**Written exercise:** Copy the lines that follow, keeping every character the same.

**Extracted information:**
===============
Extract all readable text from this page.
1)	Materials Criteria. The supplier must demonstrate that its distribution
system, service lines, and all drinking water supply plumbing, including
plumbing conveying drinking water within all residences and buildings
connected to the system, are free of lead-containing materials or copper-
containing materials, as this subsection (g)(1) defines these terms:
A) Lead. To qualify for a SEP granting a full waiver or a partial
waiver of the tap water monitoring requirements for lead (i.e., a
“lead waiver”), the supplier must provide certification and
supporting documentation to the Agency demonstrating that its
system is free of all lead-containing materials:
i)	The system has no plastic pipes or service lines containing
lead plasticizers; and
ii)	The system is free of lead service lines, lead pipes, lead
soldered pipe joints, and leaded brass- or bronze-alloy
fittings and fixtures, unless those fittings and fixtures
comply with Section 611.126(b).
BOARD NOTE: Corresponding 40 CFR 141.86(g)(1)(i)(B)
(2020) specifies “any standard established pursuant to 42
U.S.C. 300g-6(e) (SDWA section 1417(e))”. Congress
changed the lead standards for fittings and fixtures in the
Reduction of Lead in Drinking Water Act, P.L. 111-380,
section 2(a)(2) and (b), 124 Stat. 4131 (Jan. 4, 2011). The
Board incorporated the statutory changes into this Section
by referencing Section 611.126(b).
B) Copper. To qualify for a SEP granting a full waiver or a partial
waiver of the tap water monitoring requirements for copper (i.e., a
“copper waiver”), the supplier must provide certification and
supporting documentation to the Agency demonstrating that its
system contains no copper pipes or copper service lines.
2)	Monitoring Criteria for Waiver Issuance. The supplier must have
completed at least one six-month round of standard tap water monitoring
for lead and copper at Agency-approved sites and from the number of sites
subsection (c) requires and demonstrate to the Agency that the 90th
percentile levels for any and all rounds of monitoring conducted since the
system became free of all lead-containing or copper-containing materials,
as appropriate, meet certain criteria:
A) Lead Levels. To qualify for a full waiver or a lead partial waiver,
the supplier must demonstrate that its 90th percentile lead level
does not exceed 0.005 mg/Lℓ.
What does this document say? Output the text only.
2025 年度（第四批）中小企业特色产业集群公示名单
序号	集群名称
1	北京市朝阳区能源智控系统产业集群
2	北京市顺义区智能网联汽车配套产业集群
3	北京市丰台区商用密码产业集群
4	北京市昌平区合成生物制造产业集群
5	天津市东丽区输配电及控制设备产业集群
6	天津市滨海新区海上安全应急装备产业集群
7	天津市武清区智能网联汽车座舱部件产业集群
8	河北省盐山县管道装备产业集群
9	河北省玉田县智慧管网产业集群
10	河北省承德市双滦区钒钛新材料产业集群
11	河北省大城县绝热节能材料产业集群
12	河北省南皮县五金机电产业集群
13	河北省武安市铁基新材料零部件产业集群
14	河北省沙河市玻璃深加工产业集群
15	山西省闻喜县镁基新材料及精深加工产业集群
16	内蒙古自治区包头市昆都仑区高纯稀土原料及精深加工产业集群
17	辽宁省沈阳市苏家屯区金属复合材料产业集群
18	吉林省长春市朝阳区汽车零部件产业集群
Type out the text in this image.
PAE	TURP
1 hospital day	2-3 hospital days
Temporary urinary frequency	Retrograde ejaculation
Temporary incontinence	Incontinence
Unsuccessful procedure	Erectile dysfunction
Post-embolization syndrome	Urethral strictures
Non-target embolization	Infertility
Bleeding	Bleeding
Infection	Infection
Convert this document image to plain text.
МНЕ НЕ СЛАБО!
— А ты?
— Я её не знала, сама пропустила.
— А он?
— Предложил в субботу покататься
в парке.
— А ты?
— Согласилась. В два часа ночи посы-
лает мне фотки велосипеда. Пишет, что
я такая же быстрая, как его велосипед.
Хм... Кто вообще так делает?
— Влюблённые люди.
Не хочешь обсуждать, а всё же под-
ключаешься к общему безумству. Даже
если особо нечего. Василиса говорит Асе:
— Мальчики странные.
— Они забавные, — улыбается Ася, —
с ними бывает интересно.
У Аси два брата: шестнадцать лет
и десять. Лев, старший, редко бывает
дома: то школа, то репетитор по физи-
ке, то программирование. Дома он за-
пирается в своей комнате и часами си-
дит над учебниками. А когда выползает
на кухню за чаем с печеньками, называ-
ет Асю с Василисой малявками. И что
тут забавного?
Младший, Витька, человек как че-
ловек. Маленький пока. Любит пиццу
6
===============
**Answer to the task:**
Extract all readable text from this page.
1)	Materials Criteria. The supplier must demonstrate that its distribution
system, service lines, and all drinking water supply plumbing, including
plumbing conveying drinking water within all residences and buildings
connected to the system, are free of lead-containing materials or copper-
containing materials, as this subsection (g)(1) defines these terms:
A) Lead. To qualify for a SEP granting a full waiver or a partial
waiver of the tap water monitoring requirements for lead (i.e., a
“lead waiver”), the supplier must provide certification and
supporting documentation to the Agency demonstrating that its
system is free of all lead-containing materials:
i)	The system has no plastic pipes or service lines containing
lead plasticizers; and
ii)	The system is free of lead service lines, lead pipes, lead
soldered pipe joints, and leaded brass- or bronze-alloy
fittings and fixtures, unless those fittings and fixtures
comply with Section 611.126(b).
BOARD NOTE: Corresponding 40 CFR 141.86(g)(1)(i)(B)
(2020) specifies “any standard established pursuant to 42
U.S.C. 300g-6(e) (SDWA section 1417(e))”. Congress
changed the lead standards for fittings and fixtures in the
Reduction of Lead in Drinking Water Act, P.L. 111-380,
section 2(a)(2) and (b), 124 Stat. 4131 (Jan. 4, 2011). The
Board incorporated the statutory changes into this Section
by referencing Section 611.126(b).
B) Copper. To qualify for a SEP granting a full waiver or a partial
waiver of the tap water monitoring requirements for copper (i.e., a
“copper waiver”), the supplier must provide certification and
supporting documentation to the Agency demonstrating that its
system contains no copper pipes or copper service lines.
2)	Monitoring Criteria for Waiver Issuance. The supplier must have
completed at least one six-month round of standard tap water monitoring
for lead and copper at Agency-approved sites and from the number of sites
subsection (c) requires and demonstrate to the Agency that the 90th
percentile levels for any and all rounds of monitoring conducted since the
system became free of all lead-containing or copper-containing materials,
as appropriate, meet certain criteria:
A) Lead Levels. To qualify for a full waiver or a lead partial waiver,
the supplier must demonstrate that its 90th percentile lead level
does not exceed 0.005 mg/Lℓ.
What does this document say? Output the text only.
2025 年度（第四批）中小企业特色产业集群公示名单
序号	集群名称
1	北京市朝阳区能源智控系统产业集群
2	北京市顺义区智能网联汽车配套产业集群
3	北京市丰台区商用密码产业集群
4	北京市昌平区合成生物制造产业集群
5	天津市东丽区输配电及控制设备产业集群
6	天津市滨海新区海上安全应急装备产业集群
7	天津市武清区智能网联汽车座舱部件产业集群
8	河北省盐山县管道装备产业集群
9	河北省玉田县智慧管网产业集群
10	河北省承德市双滦区钒钛新材料产业集群
11	河北省大城县绝热节能材料产业集群
12	河北省南皮县五金机电产业集群
13	河北省武安市铁基新材料零部件产业集群
14	河北省沙河市玻璃深加工产业集群
15	山西省闻喜县镁基新材料及精深加工产业集群
16	内蒙古自治区包头市昆都仑区高纯稀土原料及精深加工产业集群
17	辽宁省沈阳市苏家屯区金属复合材料产业集群
18	吉林省长春市朝阳区汽车零部件产业集群
Type out the text in this image.
PAE	TURP
1 hospital day	2-3 hospital days
Temporary urinary frequency	Retrograde ejaculation
Temporary incontinence	Incontinence
Unsuccessful procedure	Erectile dysfunction
Post-embolization syndrome	Urethral strictures
Non-target embolization	Infertility
Bleeding	Bleeding
Infection	Infection
Convert this document image to plain text.
МНЕ НЕ СЛАБО!
— А ты?
— Я её не знала, сама пропустила.
— А он?
— Предложил в субботу покататься
в парке.
— А ты?
— Согласилась. В два часа ночи посы-
лает мне фотки велосипеда. Пишет, что
я такая же быстрая, как его велосипед.
Хм... Кто вообще так делает?
— Влюблённые люди.
Не хочешь обсуждать, а всё же под-
ключаешься к общему безумству. Даже
если особо нечего. Василиса говорит Асе:
— Мальчики странные.
— Они забавные, — улыбается Ася, —
с ними бывает интересно.
У Аси два брата: шестнадцать лет
и десять. Лев, старший, редко бывает
дома: то школа, то репетитор по физи-
ке, то программирование. Дома он за-
пирается в своей комнате и часами си-
дит над учебниками. А когда выползает
на кухню за чаем с печеньками, называ-
ет Асю с Василисой малявками. И что
тут забавного?
Младший, Витька, человек как че-
ловек. Маленький пока. Любит пиццу
6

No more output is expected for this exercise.